What you are asked to do
Omit every picture and output the rest of the records exactly as they are.

Data section
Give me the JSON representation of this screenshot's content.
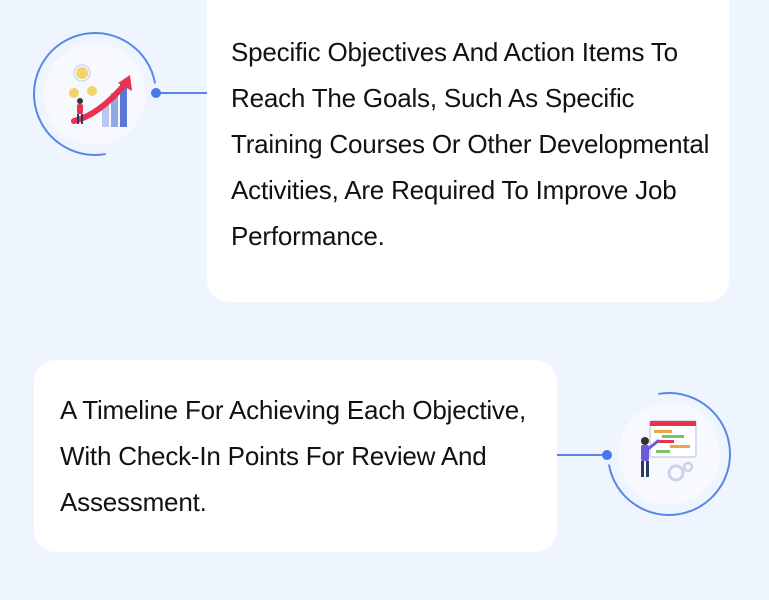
{
  "items": [
    {
      "text": "Specific Objectives And Action Items To Reach The Goals, Such As Specific Training Courses Or Other Developmental Activities, Are Required To Improve Job Performance.",
      "illustration_icon": "growth-chart-icon"
    },
    {
      "text": "A Timeline For Achieving Each Objective, With Check-In Points For Review And Assessment.",
      "illustration_icon": "timeline-board-icon"
    }
  ],
  "colors": {
    "background": "#eef5fe",
    "card": "#ffffff",
    "accent": "#5a86e8",
    "arrow": "#e8334f"
  }
}
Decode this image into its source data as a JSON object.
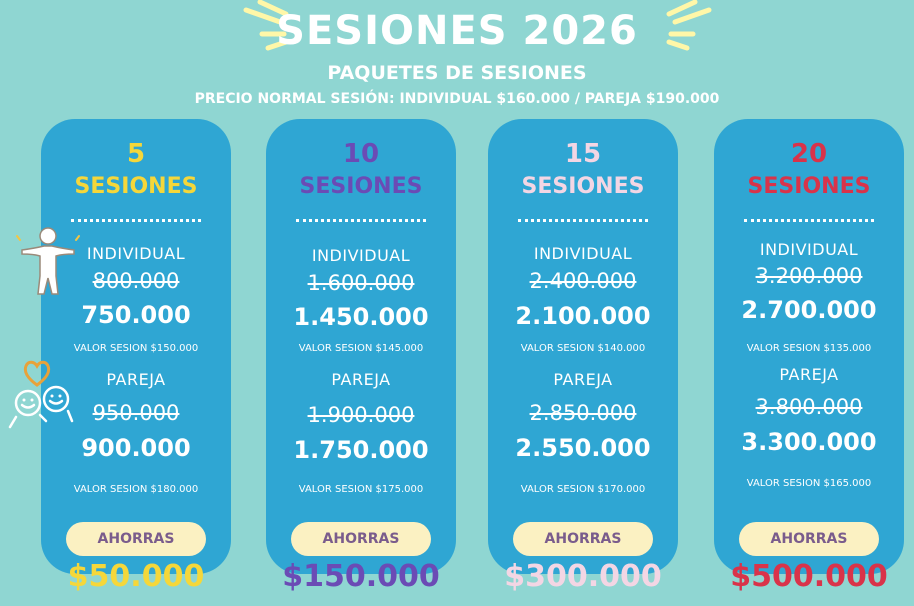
{
  "header": {
    "title": "SESIONES 2026",
    "subtitle": "PAQUETES DE SESIONES",
    "note": "PRECIO NORMAL SESIÓN: INDIVIDUAL $160.000 / PAREJA $190.000"
  },
  "colors": {
    "background": "#8fd6d2",
    "card": "#2fa6d3",
    "pill": "#fbf1c2",
    "yellow": "#f5d73a",
    "purple": "#6b4bb5",
    "pink": "#f3d6e4",
    "red": "#d9334a"
  },
  "icons": [
    "person-icon",
    "couple-icon",
    "heart-icon",
    "sun-rays-icon"
  ],
  "cards": [
    {
      "number": "5",
      "sessions_label": "SESIONES",
      "individual_label": "INDIVIDUAL",
      "individual_old": "800.000",
      "individual_new": "750.000",
      "individual_valor": "VALOR SESION $150.000",
      "pareja_label": "PAREJA",
      "pareja_old": "950.000",
      "pareja_new": "900.000",
      "pareja_valor": "VALOR SESION $180.000",
      "ahorras_label": "AHORRAS",
      "savings": "$50.000"
    },
    {
      "number": "10",
      "sessions_label": "SESIONES",
      "individual_label": "INDIVIDUAL",
      "individual_old": "1.600.000",
      "individual_new": "1.450.000",
      "individual_valor": "VALOR SESION $145.000",
      "pareja_label": "PAREJA",
      "pareja_old": "1.900.000",
      "pareja_new": "1.750.000",
      "pareja_valor": "VALOR SESION $175.000",
      "ahorras_label": "AHORRAS",
      "savings": "$150.000"
    },
    {
      "number": "15",
      "sessions_label": "SESIONES",
      "individual_label": "INDIVIDUAL",
      "individual_old": "2.400.000",
      "individual_new": "2.100.000",
      "individual_valor": "VALOR SESION $140.000",
      "pareja_label": "PAREJA",
      "pareja_old": "2.850.000",
      "pareja_new": "2.550.000",
      "pareja_valor": "VALOR SESION $170.000",
      "ahorras_label": "AHORRAS",
      "savings": "$300.000"
    },
    {
      "number": "20",
      "sessions_label": "SESIONES",
      "individual_label": "INDIVIDUAL",
      "individual_old": "3.200.000",
      "individual_new": "2.700.000",
      "individual_valor": "VALOR SESION $135.000",
      "pareja_label": "PAREJA",
      "pareja_old": "3.800.000",
      "pareja_new": "3.300.000",
      "pareja_valor": "VALOR SESION $165.000",
      "ahorras_label": "AHORRAS",
      "savings": "$500.000"
    }
  ]
}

Solved exercise
Give me the JSON representation of this screenshot's content.
{
  "items": [
    {
      "text": "Specific Objectives And Action Items To Reach The Goals, Such As Specific Training Courses Or Other Developmental Activities, Are Required To Improve Job Performance.",
      "illustration_icon": "growth-chart-icon"
    },
    {
      "text": "A Timeline For Achieving Each Objective, With Check-In Points For Review And Assessment.",
      "illustration_icon": "timeline-board-icon"
    }
  ],
  "colors": {
    "background": "#eef5fe",
    "card": "#ffffff",
    "accent": "#5a86e8",
    "arrow": "#e8334f"
  }
}
Decode this image into its source data as a JSON object.
{
  "header": {
    "title": "SESIONES 2026",
    "subtitle": "PAQUETES DE SESIONES",
    "note": "PRECIO NORMAL SESIÓN: INDIVIDUAL $160.000 / PAREJA $190.000"
  },
  "colors": {
    "background": "#8fd6d2",
    "card": "#2fa6d3",
    "pill": "#fbf1c2",
    "yellow": "#f5d73a",
    "purple": "#6b4bb5",
    "pink": "#f3d6e4",
    "red": "#d9334a"
  },
  "icons": [
    "person-icon",
    "couple-icon",
    "heart-icon",
    "sun-rays-icon"
  ],
  "cards": [
    {
      "number": "5",
      "sessions_label": "SESIONES",
      "individual_label": "INDIVIDUAL",
      "individual_old": "800.000",
      "individual_new": "750.000",
      "individual_valor": "VALOR SESION $150.000",
      "pareja_label": "PAREJA",
      "pareja_old": "950.000",
      "pareja_new": "900.000",
      "pareja_valor": "VALOR SESION $180.000",
      "ahorras_label": "AHORRAS",
      "savings": "$50.000"
    },
    {
      "number": "10",
      "sessions_label": "SESIONES",
      "individual_label": "INDIVIDUAL",
      "individual_old": "1.600.000",
      "individual_new": "1.450.000",
      "individual_valor": "VALOR SESION $145.000",
      "pareja_label": "PAREJA",
      "pareja_old": "1.900.000",
      "pareja_new": "1.750.000",
      "pareja_valor": "VALOR SESION $175.000",
      "ahorras_label": "AHORRAS",
      "savings": "$150.000"
    },
    {
      "number": "15",
      "sessions_label": "SESIONES",
      "individual_label": "INDIVIDUAL",
      "individual_old": "2.400.000",
      "individual_new": "2.100.000",
      "individual_valor": "VALOR SESION $140.000",
      "pareja_label": "PAREJA",
      "pareja_old": "2.850.000",
      "pareja_new": "2.550.000",
      "pareja_valor": "VALOR SESION $170.000",
      "ahorras_label": "AHORRAS",
      "savings": "$300.000"
    },
    {
      "number": "20",
      "sessions_label": "SESIONES",
      "individual_label": "INDIVIDUAL",
      "individual_old": "3.200.000",
      "individual_new": "2.700.000",
      "individual_valor": "VALOR SESION $135.000",
      "pareja_label": "PAREJA",
      "pareja_old": "3.800.000",
      "pareja_new": "3.300.000",
      "pareja_valor": "VALOR SESION $165.000",
      "ahorras_label": "AHORRAS",
      "savings": "$500.000"
    }
  ]
}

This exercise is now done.